• Text:
☆ ☆ ☆ ☆ ☆ ☆ ☆

Tek-Tips is the largest IT community on the Internet today!

Members share and learn making Tek-Tips Forums the best source of peer-reviewed technical information on the Internet!

  • Congratulations strongm on being selected by the Tek-Tips community for having the most helpful posts in the forums last week. Way to Go!

Counting non-exclusives in a query

Status
Not open for further replies.

tyemm

Technical User
Feb 28, 2005
66
US
I will try to describe briefly this challenge:
A doctor (MD) can be hired at one or more of four facilities, A,B,C & D, during any month between 2006 and the present. Thus the table MD contains the doctor ID field (MD) and four Date fields. When the doctor is hired by a facility, he must go to Employee Health one time. If he gets hired by as many as four facilities, he still only has to go to Employee Health the first time.
Employee Health wants to know how many visits they had in each month over this period, and of course never count the same doctor twice.
I have queried for the "exclusives" for a facility in a month (hire date B in range, and nulls in A, C & D), and queried the non-exclusives (hire date B in month range, but some (any) other date for that MD in either A, C or D.
Perhaps this is more of a mathematical puzzle, but I would sure like to solve it cleanly, such that my weighted totals for each facility for each month add up to the total number of new hires (a known quantity!).
Thank you!
Tom
 
so create a query that normalizes your data:

Code:
SELECT MD, A_Date As StartDate, "A Info" As Location FROM TableName WHERE A_Date is not null
UNION
SELECT MD, B_Date, "B Info" FROM TableName WHERE B_Date is not null
SELECT MD, C_Date, "C Info" FROM TableName WHERE C_Date is not null
UNION
SELECT MD, D_Date, "D Info" FROM TableName WHERE D_Date is not null

This will give you:
[tt]
MD StartDate Location
1 1/1/2006 A
1 2/15/2006 C
1 3/18/2006 D
2 5/15/2006 A
3 2/16/2008 C
[/tt]

now that this data is normalized it will be much easier to get the information you are after; you'll be using the normalized query as the source for your report now.

☆ ☆ ☆ ☆ ☆ ☆ ☆

• Record excerpts:
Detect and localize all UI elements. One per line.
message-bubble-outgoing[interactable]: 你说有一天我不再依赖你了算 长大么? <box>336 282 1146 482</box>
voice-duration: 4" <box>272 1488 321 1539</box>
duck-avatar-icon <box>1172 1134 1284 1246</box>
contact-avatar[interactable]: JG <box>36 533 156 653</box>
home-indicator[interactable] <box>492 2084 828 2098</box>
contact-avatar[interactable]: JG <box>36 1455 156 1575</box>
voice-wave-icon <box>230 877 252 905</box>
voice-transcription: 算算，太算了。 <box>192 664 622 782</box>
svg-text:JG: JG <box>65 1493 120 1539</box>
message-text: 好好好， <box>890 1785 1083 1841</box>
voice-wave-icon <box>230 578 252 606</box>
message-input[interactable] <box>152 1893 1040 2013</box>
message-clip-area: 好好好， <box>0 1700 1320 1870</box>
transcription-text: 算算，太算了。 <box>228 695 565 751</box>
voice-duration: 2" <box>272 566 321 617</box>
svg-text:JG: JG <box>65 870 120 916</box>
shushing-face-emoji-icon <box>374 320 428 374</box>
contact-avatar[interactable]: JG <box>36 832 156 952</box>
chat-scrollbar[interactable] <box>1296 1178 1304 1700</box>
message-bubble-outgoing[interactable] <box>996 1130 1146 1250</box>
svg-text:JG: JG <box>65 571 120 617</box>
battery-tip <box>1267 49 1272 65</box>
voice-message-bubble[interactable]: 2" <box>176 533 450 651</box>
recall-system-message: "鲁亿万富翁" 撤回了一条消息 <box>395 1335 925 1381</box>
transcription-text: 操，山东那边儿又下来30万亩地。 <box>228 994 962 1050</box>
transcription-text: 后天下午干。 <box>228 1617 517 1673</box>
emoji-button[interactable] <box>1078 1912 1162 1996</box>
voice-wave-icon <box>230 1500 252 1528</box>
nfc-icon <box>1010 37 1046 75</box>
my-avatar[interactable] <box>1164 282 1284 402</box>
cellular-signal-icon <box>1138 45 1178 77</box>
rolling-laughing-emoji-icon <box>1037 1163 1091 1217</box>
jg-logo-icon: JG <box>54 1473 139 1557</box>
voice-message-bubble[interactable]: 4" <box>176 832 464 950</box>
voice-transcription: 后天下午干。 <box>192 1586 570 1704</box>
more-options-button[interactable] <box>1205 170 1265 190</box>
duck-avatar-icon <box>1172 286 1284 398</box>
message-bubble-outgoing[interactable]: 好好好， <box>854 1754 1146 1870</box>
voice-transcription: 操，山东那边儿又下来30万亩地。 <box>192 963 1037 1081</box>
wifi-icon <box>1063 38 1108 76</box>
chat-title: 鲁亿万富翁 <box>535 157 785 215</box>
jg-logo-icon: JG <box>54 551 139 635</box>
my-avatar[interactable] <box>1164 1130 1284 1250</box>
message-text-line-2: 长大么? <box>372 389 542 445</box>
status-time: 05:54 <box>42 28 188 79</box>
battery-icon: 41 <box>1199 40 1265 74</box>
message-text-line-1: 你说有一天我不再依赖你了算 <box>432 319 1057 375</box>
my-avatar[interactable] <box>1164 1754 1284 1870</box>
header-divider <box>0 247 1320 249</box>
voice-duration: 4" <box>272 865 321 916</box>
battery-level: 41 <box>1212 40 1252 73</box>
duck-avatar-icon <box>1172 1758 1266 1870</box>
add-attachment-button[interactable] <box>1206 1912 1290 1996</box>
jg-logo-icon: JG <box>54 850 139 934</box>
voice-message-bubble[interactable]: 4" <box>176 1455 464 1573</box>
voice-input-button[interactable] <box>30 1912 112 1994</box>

☆ ☆ ☆ ☆ ☆ ☆ ☆

• To do:
[a] For the thread about counting doctor visits, decide whether each statement agrees with it: (i) a doctor hired by several facilities must go to Employee Health once for each facility; (ii) the table MD holds a doctor ID field and four date fields; (iii) the reply says the normalized query will be the source for the report. Answer yes or no for each, quoting the words from the thread that decide it.
[b] Carry on the thread about counting doctor visits, starting right after its last sentence.
The rows are separate material and are unrelated to the thread about counting doctor visits.

• Expected results:
[a]
(i) No: "If he gets hired by as many as four facilities, he still only has to go to Employee Health the first time."
(ii) Yes: "Thus the table MD contains the doctor ID field (MD) and four Date fields."
(iii) Yes: "you'll be using the normalized query as the source for your report now."

[b]
But in order to help you more I'll need to know where do you store information about when the MD took the Employee Health course?




Leslie

In an open world there's no need for windows and gates
 
Wow, thank you.
That got me far down the road...
Using my own nomenclature, I have this code:
SELECT DRName, [LIJ Appt Date] As [Start Date], "LIJ" As Facility From [2006 New Hires EHS NSLIJHS]
Where [LIJ Appt Date] is not null
UNION
SELECT DRName, [NSUH Appt Date] as [Start Date], "NSUH" as Facility From [2006 New Hires EHS NSLIJHS]
Where [NSUH Appt Date] is not null
UNION
SELECT DRName, [GC Appt Date] as [Start Date], "GC" as Facility from [2006 New Hires EHS NSLIJHS]
Where [GC Appt Date] is not null
UNION
SELECT DRName, [PV Appt Date] as [Start Date], "PV" as Facility from [2006 New Hires EHS NSLIJHS]
Where [PV Appt Date] is not null;

This gives me what you said it would, a normalized "table" where each appt date appears once, paired with the doctor and the facility. If a doctor was hired at all four facilities, his name appears four times:
DRName Start Date Facility
ACR 2/5/2008 GC
ACR 3/4/2008 LIJ
ACR 3/4/2008 NSUH
ACR 3/4/2008 PV

Now this person obviously got hired at the GC facility in February, so I need to count this record as a "GC Hire Employee Health" record. But how to do this?
And what if the dates were reversed, i.e. I had to divvy up initial hire dates between multiple facilities so that this one doesn't automatically get credited to the LIJ facility, etc.?

Thank you for the start!
Tom
 
Glad it helped! One suggestion, you don't have to have the aliases in the subsequent queries in the UNION, just the first one. In fact, in some other SQL flavors, that syntax doesn't work at all.

So you basically want a report that shows:
[tt]
Location Feb Mar Apr
GC
LIJ
NSUH
PV[/tt]

with the number of new hires in each month but only counting a dr for the first one, right?

Ok this should point you in the right direction. You'll need to take this query and see about converting it to a cross tab query. There's a wizard that will help with it, but it's not my strong point.

Code:
N.Facility, Month([N.Start Date]), Count(*)
FROM qryNormal N
INNER JOIN (SELECT DrName, Min([Start Date]) As [Start Date] FROM qryNormal) As A ON N.DrName = A.DrName and A.[Start Date] = N.[Start Date]
GROUP BY N.Facility, Month(N.[Start Date])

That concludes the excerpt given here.